### Records about charts and figures
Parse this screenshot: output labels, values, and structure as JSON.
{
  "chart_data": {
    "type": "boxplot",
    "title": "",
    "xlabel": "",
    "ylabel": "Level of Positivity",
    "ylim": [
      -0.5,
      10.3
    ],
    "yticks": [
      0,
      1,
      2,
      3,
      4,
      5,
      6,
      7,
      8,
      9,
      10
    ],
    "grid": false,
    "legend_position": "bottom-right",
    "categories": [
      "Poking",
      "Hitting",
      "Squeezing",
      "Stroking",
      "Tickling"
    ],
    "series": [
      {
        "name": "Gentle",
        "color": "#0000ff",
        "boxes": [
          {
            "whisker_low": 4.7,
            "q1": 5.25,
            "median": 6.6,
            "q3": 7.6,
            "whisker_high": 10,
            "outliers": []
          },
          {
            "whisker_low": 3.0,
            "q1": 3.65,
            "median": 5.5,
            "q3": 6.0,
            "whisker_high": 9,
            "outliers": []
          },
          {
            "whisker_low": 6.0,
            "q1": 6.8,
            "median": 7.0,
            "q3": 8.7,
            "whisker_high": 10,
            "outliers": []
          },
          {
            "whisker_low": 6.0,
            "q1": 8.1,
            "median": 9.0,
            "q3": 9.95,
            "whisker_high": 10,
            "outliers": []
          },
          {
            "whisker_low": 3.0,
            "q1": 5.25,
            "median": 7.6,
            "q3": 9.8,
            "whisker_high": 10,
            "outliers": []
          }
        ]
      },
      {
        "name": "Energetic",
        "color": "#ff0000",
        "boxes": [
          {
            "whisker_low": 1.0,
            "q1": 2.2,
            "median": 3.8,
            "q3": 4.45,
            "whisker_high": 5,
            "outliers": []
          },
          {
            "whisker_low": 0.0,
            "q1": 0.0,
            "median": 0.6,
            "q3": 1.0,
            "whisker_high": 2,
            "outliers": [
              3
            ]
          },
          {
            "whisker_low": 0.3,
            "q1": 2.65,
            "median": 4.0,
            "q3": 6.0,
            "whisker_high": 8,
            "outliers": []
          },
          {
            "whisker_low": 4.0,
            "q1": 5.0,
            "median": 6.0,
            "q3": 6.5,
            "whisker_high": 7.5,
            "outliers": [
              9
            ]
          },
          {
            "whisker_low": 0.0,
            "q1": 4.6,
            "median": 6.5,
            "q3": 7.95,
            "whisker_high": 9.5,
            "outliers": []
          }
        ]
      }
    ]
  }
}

### Aim
Identify each line containing the string "median" and copy it out.

### Answer to this exercise
            "median": 6.6,
            "median": 5.5,
            "median": 7.0,
            "median": 9.0,
            "median": 7.6,
            "median": 3.8,
            "median": 0.6,
            "median": 4.0,
            "median": 6.0,
            "median": 6.5,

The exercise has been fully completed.